GIVEN PROBLEM. Copy the listing below in full and skip every picture.

DATA SHOWN.
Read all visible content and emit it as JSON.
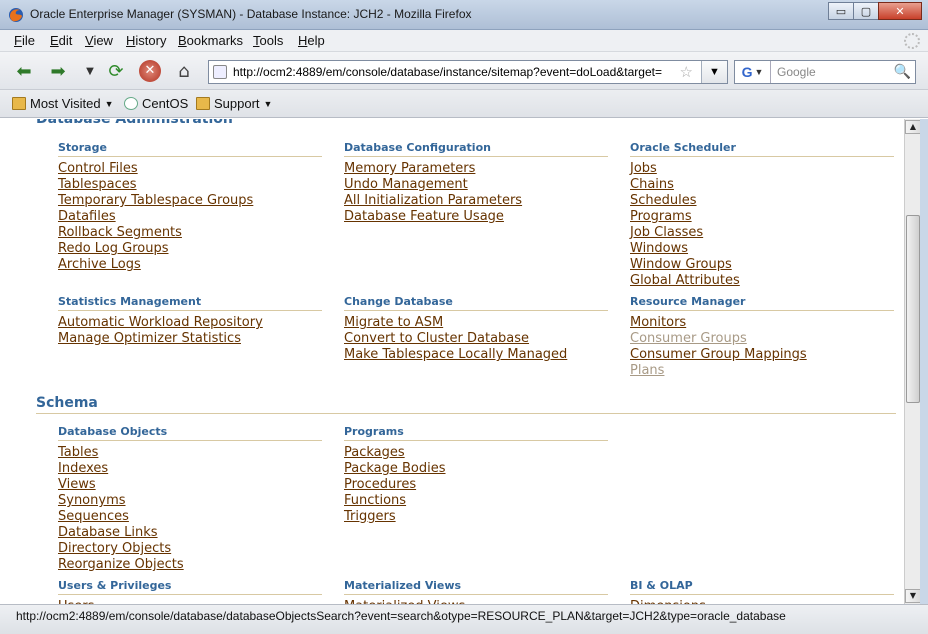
{
  "window": {
    "title": "Oracle Enterprise Manager (SYSMAN) - Database Instance: JCH2 - Mozilla Firefox",
    "minimize": "▭",
    "maximize": "▢",
    "close": "✕"
  },
  "menu": [
    "File",
    "Edit",
    "View",
    "History",
    "Bookmarks",
    "Tools",
    "Help"
  ],
  "nav": {
    "url": "http://ocm2:4889/em/console/database/instance/sitemap?event=doLoad&target=",
    "search_placeholder": "Google"
  },
  "bookmarks": [
    {
      "label": "Most Visited",
      "icon": "folder-icon",
      "dropdown": true
    },
    {
      "label": "CentOS",
      "icon": "page-icon",
      "dropdown": false
    },
    {
      "label": "Support",
      "icon": "folder-icon",
      "dropdown": true
    }
  ],
  "page": {
    "top_section": "Database Administration",
    "schema_section": "Schema",
    "admin_groups": [
      {
        "title": "Storage",
        "items": [
          {
            "label": "Control Files"
          },
          {
            "label": "Tablespaces"
          },
          {
            "label": "Temporary Tablespace Groups"
          },
          {
            "label": "Datafiles"
          },
          {
            "label": "Rollback Segments"
          },
          {
            "label": "Redo Log Groups"
          },
          {
            "label": "Archive Logs"
          }
        ]
      },
      {
        "title": "Database Configuration",
        "items": [
          {
            "label": "Memory Parameters"
          },
          {
            "label": "Undo Management"
          },
          {
            "label": "All Initialization Parameters"
          },
          {
            "label": "Database Feature Usage"
          }
        ]
      },
      {
        "title": "Oracle Scheduler",
        "items": [
          {
            "label": "Jobs"
          },
          {
            "label": "Chains"
          },
          {
            "label": "Schedules"
          },
          {
            "label": "Programs"
          },
          {
            "label": "Job Classes"
          },
          {
            "label": "Windows"
          },
          {
            "label": "Window Groups"
          },
          {
            "label": "Global Attributes"
          }
        ]
      },
      {
        "title": "Statistics Management",
        "items": [
          {
            "label": "Automatic Workload Repository"
          },
          {
            "label": "Manage Optimizer Statistics"
          }
        ]
      },
      {
        "title": "Change Database",
        "items": [
          {
            "label": "Migrate to ASM"
          },
          {
            "label": "Convert to Cluster Database"
          },
          {
            "label": "Make Tablespace Locally Managed"
          }
        ]
      },
      {
        "title": "Resource Manager",
        "items": [
          {
            "label": "Monitors"
          },
          {
            "label": "Consumer Groups",
            "disabled": true
          },
          {
            "label": "Consumer Group Mappings"
          },
          {
            "label": "Plans",
            "disabled": true
          }
        ]
      }
    ],
    "schema_groups": [
      {
        "title": "Database Objects",
        "items": [
          {
            "label": "Tables"
          },
          {
            "label": "Indexes"
          },
          {
            "label": "Views"
          },
          {
            "label": "Synonyms"
          },
          {
            "label": "Sequences"
          },
          {
            "label": "Database Links"
          },
          {
            "label": "Directory Objects"
          },
          {
            "label": "Reorganize Objects"
          }
        ]
      },
      {
        "title": "Programs",
        "items": [
          {
            "label": "Packages"
          },
          {
            "label": "Package Bodies"
          },
          {
            "label": "Procedures"
          },
          {
            "label": "Functions"
          },
          {
            "label": "Triggers"
          }
        ]
      },
      {
        "title": "Users & Privileges",
        "items": [
          {
            "label": "Users"
          }
        ]
      },
      {
        "title": "Materialized Views",
        "items": [
          {
            "label": "Materialized Views"
          }
        ]
      },
      {
        "title": "BI & OLAP",
        "items": [
          {
            "label": "Dimensions"
          }
        ]
      }
    ]
  },
  "status": "http://ocm2:4889/em/console/database/databaseObjectsSearch?event=search&otype=RESOURCE_PLAN&target=JCH2&type=oracle_database"
}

THE REPLY.
Read all visible content and emit it as JSON.
{
  "window": {
    "title": "Oracle Enterprise Manager (SYSMAN) - Database Instance: JCH2 - Mozilla Firefox",
    "minimize": "▭",
    "maximize": "▢",
    "close": "✕"
  },
  "menu": [
    "File",
    "Edit",
    "View",
    "History",
    "Bookmarks",
    "Tools",
    "Help"
  ],
  "nav": {
    "url": "http://ocm2:4889/em/console/database/instance/sitemap?event=doLoad&target=",
    "search_placeholder": "Google"
  },
  "bookmarks": [
    {
      "label": "Most Visited",
      "icon": "folder-icon",
      "dropdown": true
    },
    {
      "label": "CentOS",
      "icon": "page-icon",
      "dropdown": false
    },
    {
      "label": "Support",
      "icon": "folder-icon",
      "dropdown": true
    }
  ],
  "page": {
    "top_section": "Database Administration",
    "schema_section": "Schema",
    "admin_groups": [
      {
        "title": "Storage",
        "items": [
          {
            "label": "Control Files"
          },
          {
            "label": "Tablespaces"
          },
          {
            "label": "Temporary Tablespace Groups"
          },
          {
            "label": "Datafiles"
          },
          {
            "label": "Rollback Segments"
          },
          {
            "label": "Redo Log Groups"
          },
          {
            "label": "Archive Logs"
          }
        ]
      },
      {
        "title": "Database Configuration",
        "items": [
          {
            "label": "Memory Parameters"
          },
          {
            "label": "Undo Management"
          },
          {
            "label": "All Initialization Parameters"
          },
          {
            "label": "Database Feature Usage"
          }
        ]
      },
      {
        "title": "Oracle Scheduler",
        "items": [
          {
            "label": "Jobs"
          },
          {
            "label": "Chains"
          },
          {
            "label": "Schedules"
          },
          {
            "label": "Programs"
          },
          {
            "label": "Job Classes"
          },
          {
            "label": "Windows"
          },
          {
            "label": "Window Groups"
          },
          {
            "label": "Global Attributes"
          }
        ]
      },
      {
        "title": "Statistics Management",
        "items": [
          {
            "label": "Automatic Workload Repository"
          },
          {
            "label": "Manage Optimizer Statistics"
          }
        ]
      },
      {
        "title": "Change Database",
        "items": [
          {
            "label": "Migrate to ASM"
          },
          {
            "label": "Convert to Cluster Database"
          },
          {
            "label": "Make Tablespace Locally Managed"
          }
        ]
      },
      {
        "title": "Resource Manager",
        "items": [
          {
            "label": "Monitors"
          },
          {
            "label": "Consumer Groups",
            "disabled": true
          },
          {
            "label": "Consumer Group Mappings"
          },
          {
            "label": "Plans",
            "disabled": true
          }
        ]
      }
    ],
    "schema_groups": [
      {
        "title": "Database Objects",
        "items": [
          {
            "label": "Tables"
          },
          {
            "label": "Indexes"
          },
          {
            "label": "Views"
          },
          {
            "label": "Synonyms"
          },
          {
            "label": "Sequences"
          },
          {
            "label": "Database Links"
          },
          {
            "label": "Directory Objects"
          },
          {
            "label": "Reorganize Objects"
          }
        ]
      },
      {
        "title": "Programs",
        "items": [
          {
            "label": "Packages"
          },
          {
            "label": "Package Bodies"
          },
          {
            "label": "Procedures"
          },
          {
            "label": "Functions"
          },
          {
            "label": "Triggers"
          }
        ]
      },
      {
        "title": "Users & Privileges",
        "items": [
          {
            "label": "Users"
          }
        ]
      },
      {
        "title": "Materialized Views",
        "items": [
          {
            "label": "Materialized Views"
          }
        ]
      },
      {
        "title": "BI & OLAP",
        "items": [
          {
            "label": "Dimensions"
          }
        ]
      }
    ]
  },
  "status": "http://ocm2:4889/em/console/database/databaseObjectsSearch?event=search&otype=RESOURCE_PLAN&target=JCH2&type=oracle_database"
}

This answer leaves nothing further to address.